### EXERCISE DIRECTIONS
Exclude the pictures; give every entry again exactly as written.

### RECORDS SUPPLIED
----

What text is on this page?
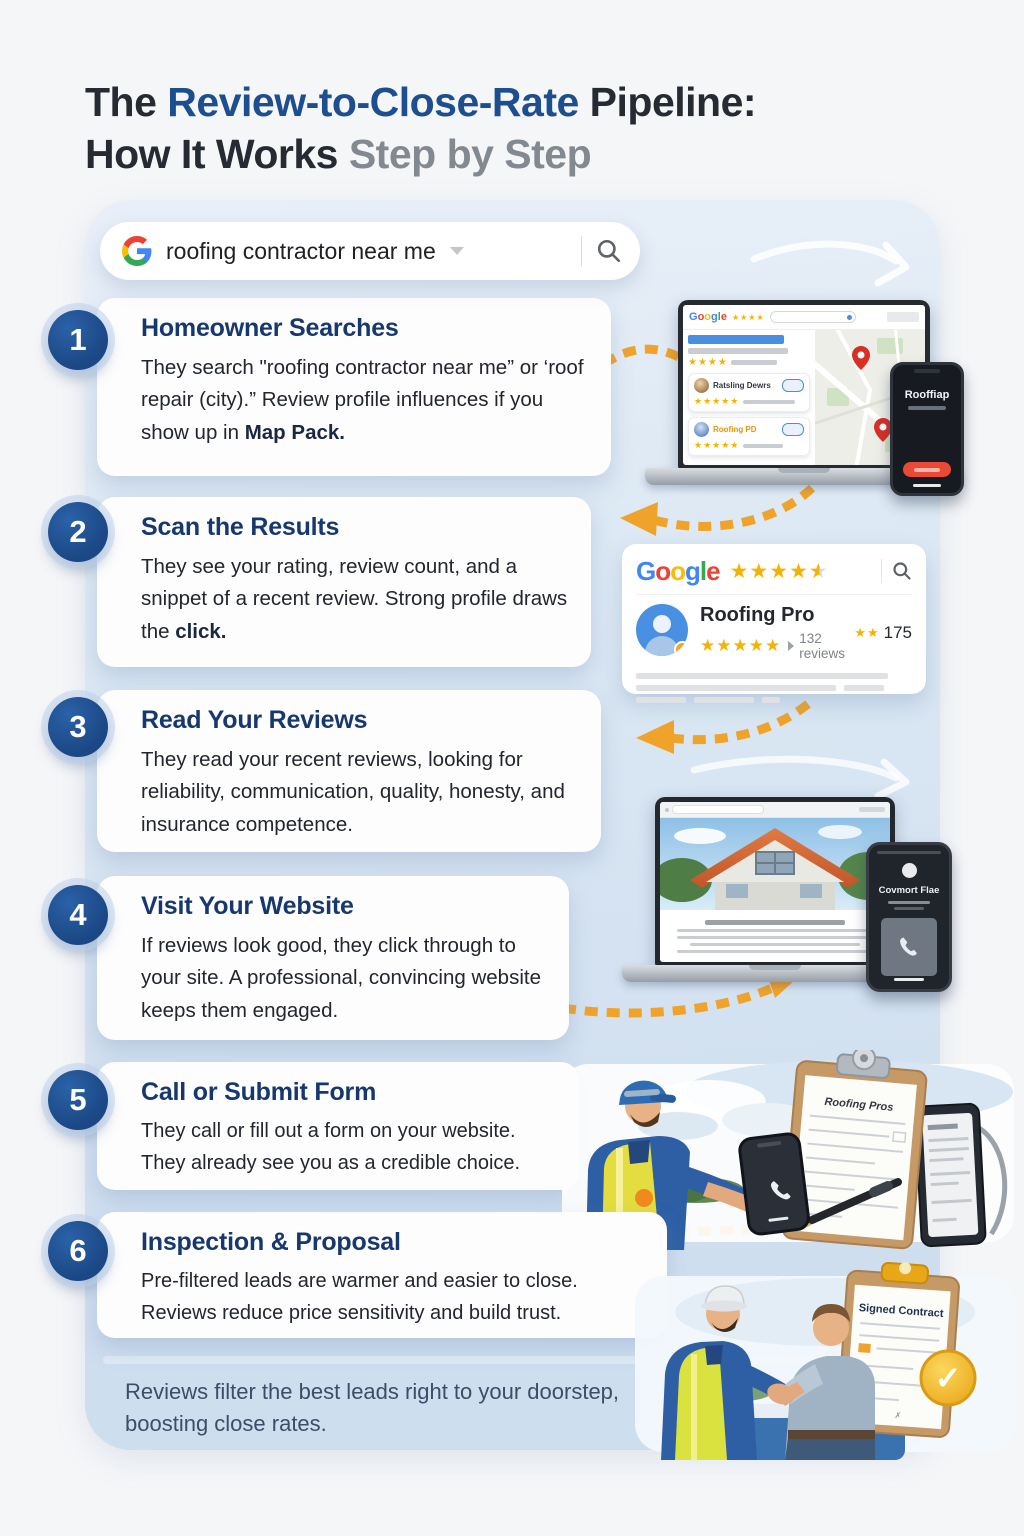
The Review-to-Close-Rate Pipeline:
How It Works Step by Step
roofing contractor near me
1 Homeowner Searches

They search "roofing contractor near me” or ‘roof repair (city).” Review profile influences if you show up in Map Pack.

Google ★★★★
★★★★
Ratsling Dewrs
★★★★★
Roofing PD
★★★★★
Rooffiap
2 Scan the Results

They see your rating, review count, and a snippet of a recent review. Strong profile draws the click.

Google ★★★★ ★
Roofing Pro
★★★★★ 132 reviews
★★ 175
3 Read Your Reviews

They read your recent reviews, looking for reliability, communication, quality, honesty, and insurance competence.

Covmort Flae
4 Visit Your Website

If reviews look good, they click through to your site. A professional, convincing website keeps them engaged.

5 Call or Submit Form

They call or fill out a form on your website. They already see you as a credible choice.

Roofing Pros
6 Inspection & Proposal

Pre-filtered leads are warmer and easier to close. Reviews reduce price sensitivity and build trust.	Signed Contract
✗
✓

Reviews filter the best leads right to your doorstep, boosting close rates.
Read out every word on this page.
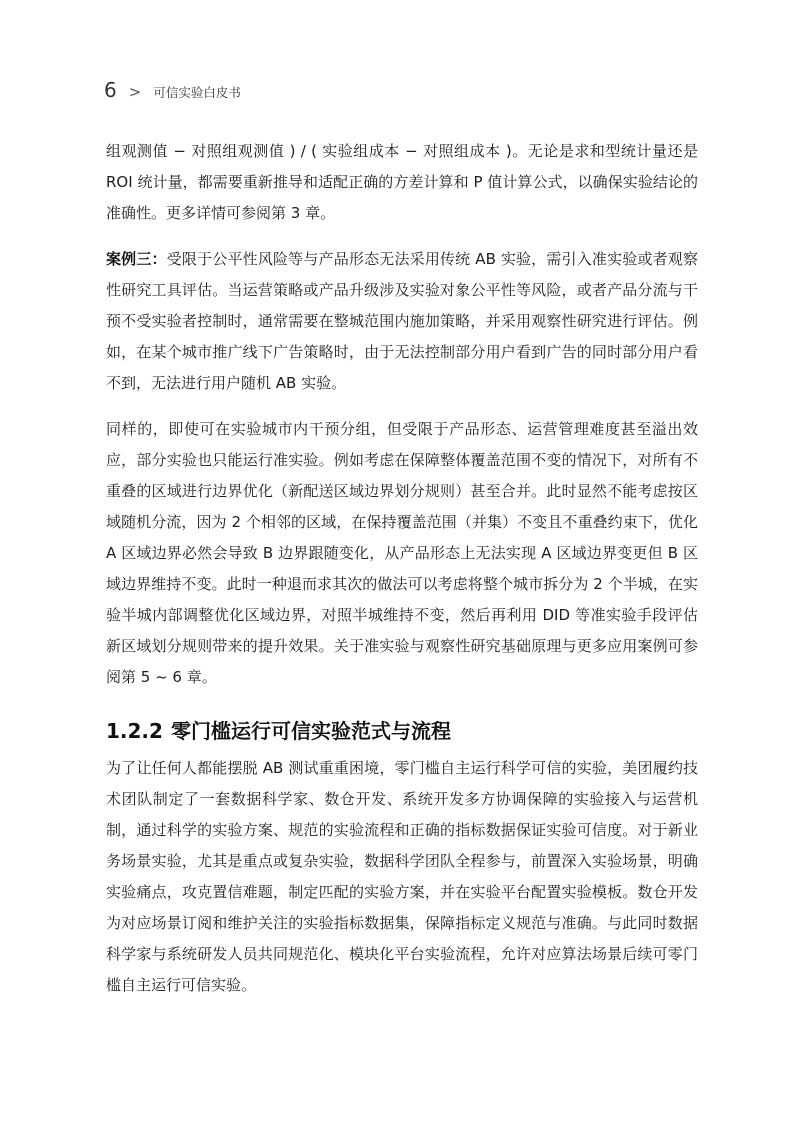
6 > 可信实验白皮书

组观测值 − 对照组观测值 ) / ( 实验组成本 − 对照组成本 )。无论是求和型统计量还是 ROI 统计量，都需要重新推导和适配正确的方差计算和 P 值计算公式，以确保实验结论的准确性。更多详情可参阅第 3 章。

案例三：受限于公平性风险等与产品形态无法采用传统 AB 实验，需引入准实验或者观察性研究工具评估。当运营策略或产品升级涉及实验对象公平性等风险，或者产品分流与干预不受实验者控制时，通常需要在整城范围内施加策略，并采用观察性研究进行评估。例如，在某个城市推广线下广告策略时，由于无法控制部分用户看到广告的同时部分用户看不到，无法进行用户随机 AB 实验。

同样的，即使可在实验城市内干预分组，但受限于产品形态、运营管理难度甚至溢出效应，部分实验也只能运行准实验。例如考虑在保障整体覆盖范围不变的情况下，对所有不重叠的区域进行边界优化（新配送区域边界划分规则）甚至合并。此时显然不能考虑按区域随机分流，因为 2 个相邻的区域，在保持覆盖范围（并集）不变且不重叠约束下，优化 A 区域边界必然会导致 B 边界跟随变化，从产品形态上无法实现 A 区域边界变更但 B 区域边界维持不变。此时一种退而求其次的做法可以考虑将整个城市拆分为 2 个半城，在实验半城内部调整优化区域边界，对照半城维持不变，然后再利用 DID 等准实验手段评估新区域划分规则带来的提升效果。关于准实验与观察性研究基础原理与更多应用案例可参阅第 5 ~ 6 章。

1.2.2 零门槛运行可信实验范式与流程

为了让任何人都能摆脱 AB 测试重重困境，零门槛自主运行科学可信的实验，美团履约技术团队制定了一套数据科学家、数仓开发、系统开发多方协调保障的实验接入与运营机制，通过科学的实验方案、规范的实验流程和正确的指标数据保证实验可信度。对于新业务场景实验，尤其是重点或复杂实验，数据科学团队全程参与，前置深入实验场景，明确实验痛点，攻克置信难题，制定匹配的实验方案，并在实验平台配置实验模板。数仓开发为对应场景订阅和维护关注的实验指标数据集，保障指标定义规范与准确。与此同时数据科学家与系统研发人员共同规范化、模块化平台实验流程，允许对应算法场景后续可零门槛自主运行可信实验。
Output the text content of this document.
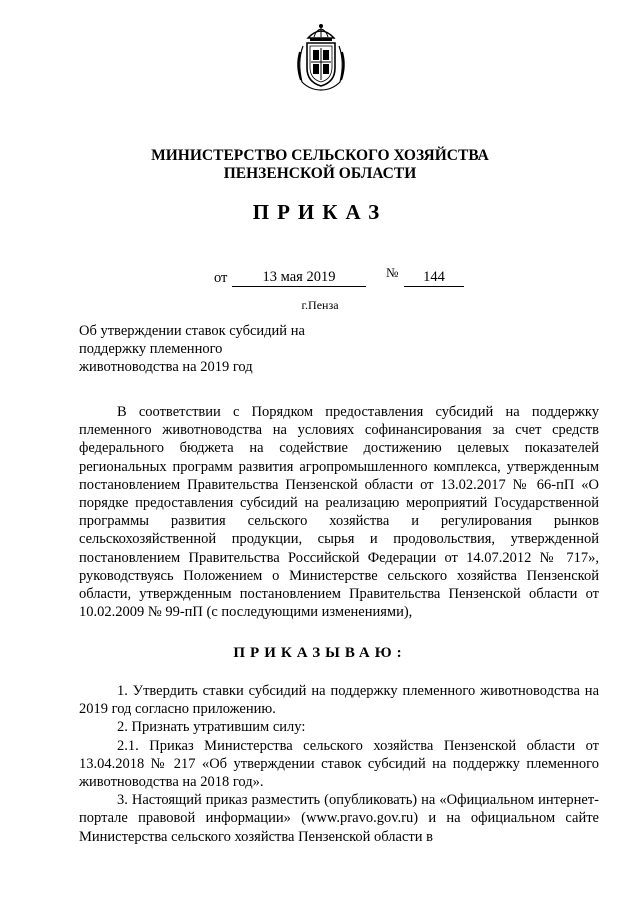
МИНИСТЕРСТВО СЕЛЬСКОГО ХОЗЯЙСТВА
ПЕНЗЕНСКОЙ ОБЛАСТИ
ПРИКАЗ
от	13 мая 2019	№	144
г.Пенза
Об утверждении ставок субсидий на
поддержку племенного
животноводства на 2019 год

В соответствии с Порядком предоставления субсидий на поддержку племенного животноводства на условиях софинансирования за счет средств федерального бюджета на содействие достижению целевых показателей региональных программ развития агропромышленного комплекса, утвержденным постановлением Правительства Пензенской области от 13.02.2017 № 66-пП «О порядке предоставления субсидий на реализацию мероприятий Государственной программы развития сельского хозяйства и регулирования рынков сельскохозяйственной продукции, сырья и продовольствия, утвержденной постановлением Правительства Российской Федерации от 14.07.2012 № 717», руководствуясь Положением о Министерстве сельского хозяйства Пензенской области, утвержденным постановлением Правительства Пензенской области от 10.02.2009 № 99-пП (с последующими изменениями),

ПРИКАЗЫВАЮ:

1. Утвердить ставки субсидий на поддержку племенного животноводства на 2019 год согласно приложению.

2. Признать утратившим силу:

2.1. Приказ Министерства сельского хозяйства Пензенской области от 13.04.2018 № 217 «Об утверждении ставок субсидий на поддержку племенного животноводства на 2018 год».

3. Настоящий приказ разместить (опубликовать) на «Официальном интернет-портале правовой информации» (www.pravo.gov.ru) и на официальном сайте Министерства сельского хозяйства Пензенской области в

----

### ANSWER TO THE EXERCISE
What text is on this page?
The Review-to-Close-Rate Pipeline:
How It Works Step by Step
roofing contractor near me
1 Homeowner Searches

They search "roofing contractor near me” or ‘roof repair (city).” Review profile influences if you show up in Map Pack.

Google ★★★★
★★★★
Ratsling Dewrs
★★★★★
Roofing PD
★★★★★
Rooffiap
2 Scan the Results

They see your rating, review count, and a snippet of a recent review. Strong profile draws the click.

Google ★★★★ ★
Roofing Pro
★★★★★ 132 reviews
★★ 175
3 Read Your Reviews

They read your recent reviews, looking for reliability, communication, quality, honesty, and insurance competence.

Covmort Flae
4 Visit Your Website

If reviews look good, they click through to your site. A professional, convincing website keeps them engaged.

5 Call or Submit Form

They call or fill out a form on your website. They already see you as a credible choice.

Roofing Pros
6 Inspection & Proposal

Pre-filtered leads are warmer and easier to close. Reviews reduce price sensitivity and build trust.	Signed Contract
✗
✓

Reviews filter the best leads right to your doorstep, boosting close rates.
Read out every word on this page.
6 > 可信实验白皮书

组观测值 − 对照组观测值 ) / ( 实验组成本 − 对照组成本 )。无论是求和型统计量还是 ROI 统计量，都需要重新推导和适配正确的方差计算和 P 值计算公式，以确保实验结论的准确性。更多详情可参阅第 3 章。

案例三：受限于公平性风险等与产品形态无法采用传统 AB 实验，需引入准实验或者观察性研究工具评估。当运营策略或产品升级涉及实验对象公平性等风险，或者产品分流与干预不受实验者控制时，通常需要在整城范围内施加策略，并采用观察性研究进行评估。例如，在某个城市推广线下广告策略时，由于无法控制部分用户看到广告的同时部分用户看不到，无法进行用户随机 AB 实验。

同样的，即使可在实验城市内干预分组，但受限于产品形态、运营管理难度甚至溢出效应，部分实验也只能运行准实验。例如考虑在保障整体覆盖范围不变的情况下，对所有不重叠的区域进行边界优化（新配送区域边界划分规则）甚至合并。此时显然不能考虑按区域随机分流，因为 2 个相邻的区域，在保持覆盖范围（并集）不变且不重叠约束下，优化 A 区域边界必然会导致 B 边界跟随变化，从产品形态上无法实现 A 区域边界变更但 B 区域边界维持不变。此时一种退而求其次的做法可以考虑将整个城市拆分为 2 个半城，在实验半城内部调整优化区域边界，对照半城维持不变，然后再利用 DID 等准实验手段评估新区域划分规则带来的提升效果。关于准实验与观察性研究基础原理与更多应用案例可参阅第 5 ~ 6 章。

1.2.2 零门槛运行可信实验范式与流程

为了让任何人都能摆脱 AB 测试重重困境，零门槛自主运行科学可信的实验，美团履约技术团队制定了一套数据科学家、数仓开发、系统开发多方协调保障的实验接入与运营机制，通过科学的实验方案、规范的实验流程和正确的指标数据保证实验可信度。对于新业务场景实验，尤其是重点或复杂实验，数据科学团队全程参与，前置深入实验场景，明确实验痛点，攻克置信难题，制定匹配的实验方案，并在实验平台配置实验模板。数仓开发为对应场景订阅和维护关注的实验指标数据集，保障指标定义规范与准确。与此同时数据科学家与系统研发人员共同规范化、模块化平台实验流程，允许对应算法场景后续可零门槛自主运行可信实验。
Output the text content of this document.
МИНИСТЕРСТВО СЕЛЬСКОГО ХОЗЯЙСТВА
ПЕНЗЕНСКОЙ ОБЛАСТИ
ПРИКАЗ
от	13 мая 2019	№	144
г.Пенза
Об утверждении ставок субсидий на
поддержку племенного
животноводства на 2019 год

В соответствии с Порядком предоставления субсидий на поддержку племенного животноводства на условиях софинансирования за счет средств федерального бюджета на содействие достижению целевых показателей региональных программ развития агропромышленного комплекса, утвержденным постановлением Правительства Пензенской области от 13.02.2017 № 66-пП «О порядке предоставления субсидий на реализацию мероприятий Государственной программы развития сельского хозяйства и регулирования рынков сельскохозяйственной продукции, сырья и продовольствия, утвержденной постановлением Правительства Российской Федерации от 14.07.2012 № 717», руководствуясь Положением о Министерстве сельского хозяйства Пензенской области, утвержденным постановлением Правительства Пензенской области от 10.02.2009 № 99-пП (с последующими изменениями),

ПРИКАЗЫВАЮ:

1. Утвердить ставки субсидий на поддержку племенного животноводства на 2019 год согласно приложению.

2. Признать утратившим силу:

2.1. Приказ Министерства сельского хозяйства Пензенской области от 13.04.2018 № 217 «Об утверждении ставок субсидий на поддержку племенного животноводства на 2018 год».

3. Настоящий приказ разместить (опубликовать) на «Официальном интернет-портале правовой информации» (www.pravo.gov.ru) и на официальном сайте Министерства сельского хозяйства Пензенской области в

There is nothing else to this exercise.